Records provided:
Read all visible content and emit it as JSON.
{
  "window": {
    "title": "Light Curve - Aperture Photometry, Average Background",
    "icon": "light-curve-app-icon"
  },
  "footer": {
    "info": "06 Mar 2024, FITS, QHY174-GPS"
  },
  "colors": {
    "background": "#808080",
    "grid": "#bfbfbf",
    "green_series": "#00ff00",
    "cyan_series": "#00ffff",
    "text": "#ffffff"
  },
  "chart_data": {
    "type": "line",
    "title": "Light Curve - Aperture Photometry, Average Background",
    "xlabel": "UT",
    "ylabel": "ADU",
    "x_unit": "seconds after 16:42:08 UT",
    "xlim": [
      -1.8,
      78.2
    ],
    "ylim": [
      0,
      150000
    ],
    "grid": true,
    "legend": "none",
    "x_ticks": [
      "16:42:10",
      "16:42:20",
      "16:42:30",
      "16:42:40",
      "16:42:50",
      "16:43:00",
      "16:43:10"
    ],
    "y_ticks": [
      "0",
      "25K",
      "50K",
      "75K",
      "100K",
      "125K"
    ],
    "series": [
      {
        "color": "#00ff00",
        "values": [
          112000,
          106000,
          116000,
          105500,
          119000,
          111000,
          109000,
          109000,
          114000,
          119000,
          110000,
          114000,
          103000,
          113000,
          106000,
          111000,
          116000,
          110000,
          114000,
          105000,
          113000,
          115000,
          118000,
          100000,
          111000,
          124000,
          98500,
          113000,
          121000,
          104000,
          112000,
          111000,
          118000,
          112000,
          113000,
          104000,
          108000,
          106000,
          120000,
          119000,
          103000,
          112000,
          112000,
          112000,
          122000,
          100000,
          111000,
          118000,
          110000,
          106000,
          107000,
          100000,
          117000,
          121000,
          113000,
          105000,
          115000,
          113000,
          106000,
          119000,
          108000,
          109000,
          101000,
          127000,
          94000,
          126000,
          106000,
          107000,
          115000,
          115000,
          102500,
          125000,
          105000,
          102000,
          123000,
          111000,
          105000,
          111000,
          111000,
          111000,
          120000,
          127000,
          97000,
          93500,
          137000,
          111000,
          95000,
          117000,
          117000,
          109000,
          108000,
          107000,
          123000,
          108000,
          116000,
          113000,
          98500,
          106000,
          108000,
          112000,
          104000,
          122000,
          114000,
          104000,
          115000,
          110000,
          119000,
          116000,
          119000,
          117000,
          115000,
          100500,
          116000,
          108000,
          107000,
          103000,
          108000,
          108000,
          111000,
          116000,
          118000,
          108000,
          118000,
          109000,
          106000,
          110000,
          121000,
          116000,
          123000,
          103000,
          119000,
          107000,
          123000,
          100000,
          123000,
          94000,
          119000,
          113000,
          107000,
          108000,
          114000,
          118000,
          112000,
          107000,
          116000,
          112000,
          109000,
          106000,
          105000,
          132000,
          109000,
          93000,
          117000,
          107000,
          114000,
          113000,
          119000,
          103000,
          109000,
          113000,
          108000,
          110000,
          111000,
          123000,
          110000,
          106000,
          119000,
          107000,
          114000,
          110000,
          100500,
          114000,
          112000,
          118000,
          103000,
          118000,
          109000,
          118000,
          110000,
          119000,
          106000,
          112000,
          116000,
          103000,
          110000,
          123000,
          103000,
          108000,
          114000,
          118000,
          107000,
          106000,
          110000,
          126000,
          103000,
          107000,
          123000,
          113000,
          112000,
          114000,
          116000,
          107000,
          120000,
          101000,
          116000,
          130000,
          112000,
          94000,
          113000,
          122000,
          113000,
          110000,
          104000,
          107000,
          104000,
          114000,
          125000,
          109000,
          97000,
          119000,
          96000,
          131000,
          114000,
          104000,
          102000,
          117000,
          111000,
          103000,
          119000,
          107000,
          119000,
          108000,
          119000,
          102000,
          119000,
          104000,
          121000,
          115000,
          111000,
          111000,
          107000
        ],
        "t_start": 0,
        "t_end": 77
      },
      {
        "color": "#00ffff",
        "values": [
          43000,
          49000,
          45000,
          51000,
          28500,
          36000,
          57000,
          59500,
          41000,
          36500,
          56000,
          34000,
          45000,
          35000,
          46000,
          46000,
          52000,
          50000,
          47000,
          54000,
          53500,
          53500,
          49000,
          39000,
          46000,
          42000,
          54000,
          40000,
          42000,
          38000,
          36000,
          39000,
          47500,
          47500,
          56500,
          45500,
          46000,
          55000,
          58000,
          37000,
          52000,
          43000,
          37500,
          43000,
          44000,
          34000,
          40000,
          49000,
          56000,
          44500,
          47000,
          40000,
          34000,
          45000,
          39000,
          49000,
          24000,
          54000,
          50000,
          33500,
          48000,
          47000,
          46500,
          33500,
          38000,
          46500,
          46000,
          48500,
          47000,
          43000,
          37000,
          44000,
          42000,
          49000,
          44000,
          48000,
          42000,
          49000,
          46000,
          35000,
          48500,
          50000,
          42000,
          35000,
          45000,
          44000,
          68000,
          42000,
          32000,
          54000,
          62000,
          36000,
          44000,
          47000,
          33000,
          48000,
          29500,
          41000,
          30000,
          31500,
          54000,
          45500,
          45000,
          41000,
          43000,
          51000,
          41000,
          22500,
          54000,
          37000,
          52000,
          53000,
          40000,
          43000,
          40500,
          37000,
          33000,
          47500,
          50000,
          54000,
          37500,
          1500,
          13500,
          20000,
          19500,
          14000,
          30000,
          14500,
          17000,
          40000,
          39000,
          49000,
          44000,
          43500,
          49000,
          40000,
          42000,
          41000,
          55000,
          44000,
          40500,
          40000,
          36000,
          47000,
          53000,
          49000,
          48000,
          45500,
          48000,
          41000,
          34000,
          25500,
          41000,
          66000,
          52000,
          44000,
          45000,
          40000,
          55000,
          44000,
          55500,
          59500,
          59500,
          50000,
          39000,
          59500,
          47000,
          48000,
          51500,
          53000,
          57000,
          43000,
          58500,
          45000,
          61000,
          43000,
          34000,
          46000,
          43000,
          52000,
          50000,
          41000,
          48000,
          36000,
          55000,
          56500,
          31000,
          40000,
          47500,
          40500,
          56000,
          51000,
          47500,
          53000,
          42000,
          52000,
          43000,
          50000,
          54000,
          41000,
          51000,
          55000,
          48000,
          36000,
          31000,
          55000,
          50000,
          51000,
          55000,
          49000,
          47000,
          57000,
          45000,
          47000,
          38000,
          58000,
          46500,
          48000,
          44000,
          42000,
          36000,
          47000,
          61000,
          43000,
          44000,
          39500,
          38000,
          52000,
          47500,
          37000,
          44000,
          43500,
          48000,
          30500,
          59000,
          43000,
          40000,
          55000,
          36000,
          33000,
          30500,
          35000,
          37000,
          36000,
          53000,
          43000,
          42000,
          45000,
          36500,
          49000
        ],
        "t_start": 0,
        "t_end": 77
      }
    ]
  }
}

Work required:
Copy out each record exactly as given, omitting none.

Exercise response:
Read all visible content and emit it as JSON.
{
  "window": {
    "title": "Light Curve - Aperture Photometry, Average Background",
    "icon": "light-curve-app-icon"
  },
  "footer": {
    "info": "06 Mar 2024, FITS, QHY174-GPS"
  },
  "colors": {
    "background": "#808080",
    "grid": "#bfbfbf",
    "green_series": "#00ff00",
    "cyan_series": "#00ffff",
    "text": "#ffffff"
  },
  "chart_data": {
    "type": "line",
    "title": "Light Curve - Aperture Photometry, Average Background",
    "xlabel": "UT",
    "ylabel": "ADU",
    "x_unit": "seconds after 16:42:08 UT",
    "xlim": [
      -1.8,
      78.2
    ],
    "ylim": [
      0,
      150000
    ],
    "grid": true,
    "legend": "none",
    "x_ticks": [
      "16:42:10",
      "16:42:20",
      "16:42:30",
      "16:42:40",
      "16:42:50",
      "16:43:00",
      "16:43:10"
    ],
    "y_ticks": [
      "0",
      "25K",
      "50K",
      "75K",
      "100K",
      "125K"
    ],
    "series": [
      {
        "color": "#00ff00",
        "values": [
          112000,
          106000,
          116000,
          105500,
          119000,
          111000,
          109000,
          109000,
          114000,
          119000,
          110000,
          114000,
          103000,
          113000,
          106000,
          111000,
          116000,
          110000,
          114000,
          105000,
          113000,
          115000,
          118000,
          100000,
          111000,
          124000,
          98500,
          113000,
          121000,
          104000,
          112000,
          111000,
          118000,
          112000,
          113000,
          104000,
          108000,
          106000,
          120000,
          119000,
          103000,
          112000,
          112000,
          112000,
          122000,
          100000,
          111000,
          118000,
          110000,
          106000,
          107000,
          100000,
          117000,
          121000,
          113000,
          105000,
          115000,
          113000,
          106000,
          119000,
          108000,
          109000,
          101000,
          127000,
          94000,
          126000,
          106000,
          107000,
          115000,
          115000,
          102500,
          125000,
          105000,
          102000,
          123000,
          111000,
          105000,
          111000,
          111000,
          111000,
          120000,
          127000,
          97000,
          93500,
          137000,
          111000,
          95000,
          117000,
          117000,
          109000,
          108000,
          107000,
          123000,
          108000,
          116000,
          113000,
          98500,
          106000,
          108000,
          112000,
          104000,
          122000,
          114000,
          104000,
          115000,
          110000,
          119000,
          116000,
          119000,
          117000,
          115000,
          100500,
          116000,
          108000,
          107000,
          103000,
          108000,
          108000,
          111000,
          116000,
          118000,
          108000,
          118000,
          109000,
          106000,
          110000,
          121000,
          116000,
          123000,
          103000,
          119000,
          107000,
          123000,
          100000,
          123000,
          94000,
          119000,
          113000,
          107000,
          108000,
          114000,
          118000,
          112000,
          107000,
          116000,
          112000,
          109000,
          106000,
          105000,
          132000,
          109000,
          93000,
          117000,
          107000,
          114000,
          113000,
          119000,
          103000,
          109000,
          113000,
          108000,
          110000,
          111000,
          123000,
          110000,
          106000,
          119000,
          107000,
          114000,
          110000,
          100500,
          114000,
          112000,
          118000,
          103000,
          118000,
          109000,
          118000,
          110000,
          119000,
          106000,
          112000,
          116000,
          103000,
          110000,
          123000,
          103000,
          108000,
          114000,
          118000,
          107000,
          106000,
          110000,
          126000,
          103000,
          107000,
          123000,
          113000,
          112000,
          114000,
          116000,
          107000,
          120000,
          101000,
          116000,
          130000,
          112000,
          94000,
          113000,
          122000,
          113000,
          110000,
          104000,
          107000,
          104000,
          114000,
          125000,
          109000,
          97000,
          119000,
          96000,
          131000,
          114000,
          104000,
          102000,
          117000,
          111000,
          103000,
          119000,
          107000,
          119000,
          108000,
          119000,
          102000,
          119000,
          104000,
          121000,
          115000,
          111000,
          111000,
          107000
        ],
        "t_start": 0,
        "t_end": 77
      },
      {
        "color": "#00ffff",
        "values": [
          43000,
          49000,
          45000,
          51000,
          28500,
          36000,
          57000,
          59500,
          41000,
          36500,
          56000,
          34000,
          45000,
          35000,
          46000,
          46000,
          52000,
          50000,
          47000,
          54000,
          53500,
          53500,
          49000,
          39000,
          46000,
          42000,
          54000,
          40000,
          42000,
          38000,
          36000,
          39000,
          47500,
          47500,
          56500,
          45500,
          46000,
          55000,
          58000,
          37000,
          52000,
          43000,
          37500,
          43000,
          44000,
          34000,
          40000,
          49000,
          56000,
          44500,
          47000,
          40000,
          34000,
          45000,
          39000,
          49000,
          24000,
          54000,
          50000,
          33500,
          48000,
          47000,
          46500,
          33500,
          38000,
          46500,
          46000,
          48500,
          47000,
          43000,
          37000,
          44000,
          42000,
          49000,
          44000,
          48000,
          42000,
          49000,
          46000,
          35000,
          48500,
          50000,
          42000,
          35000,
          45000,
          44000,
          68000,
          42000,
          32000,
          54000,
          62000,
          36000,
          44000,
          47000,
          33000,
          48000,
          29500,
          41000,
          30000,
          31500,
          54000,
          45500,
          45000,
          41000,
          43000,
          51000,
          41000,
          22500,
          54000,
          37000,
          52000,
          53000,
          40000,
          43000,
          40500,
          37000,
          33000,
          47500,
          50000,
          54000,
          37500,
          1500,
          13500,
          20000,
          19500,
          14000,
          30000,
          14500,
          17000,
          40000,
          39000,
          49000,
          44000,
          43500,
          49000,
          40000,
          42000,
          41000,
          55000,
          44000,
          40500,
          40000,
          36000,
          47000,
          53000,
          49000,
          48000,
          45500,
          48000,
          41000,
          34000,
          25500,
          41000,
          66000,
          52000,
          44000,
          45000,
          40000,
          55000,
          44000,
          55500,
          59500,
          59500,
          50000,
          39000,
          59500,
          47000,
          48000,
          51500,
          53000,
          57000,
          43000,
          58500,
          45000,
          61000,
          43000,
          34000,
          46000,
          43000,
          52000,
          50000,
          41000,
          48000,
          36000,
          55000,
          56500,
          31000,
          40000,
          47500,
          40500,
          56000,
          51000,
          47500,
          53000,
          42000,
          52000,
          43000,
          50000,
          54000,
          41000,
          51000,
          55000,
          48000,
          36000,
          31000,
          55000,
          50000,
          51000,
          55000,
          49000,
          47000,
          57000,
          45000,
          47000,
          38000,
          58000,
          46500,
          48000,
          44000,
          42000,
          36000,
          47000,
          61000,
          43000,
          44000,
          39500,
          38000,
          52000,
          47500,
          37000,
          44000,
          43500,
          48000,
          30500,
          59000,
          43000,
          40000,
          55000,
          36000,
          33000,
          30500,
          35000,
          37000,
          36000,
          53000,
          43000,
          42000,
          45000,
          36500,
          49000
        ],
        "t_start": 0,
        "t_end": 77
      }
    ]
  }
}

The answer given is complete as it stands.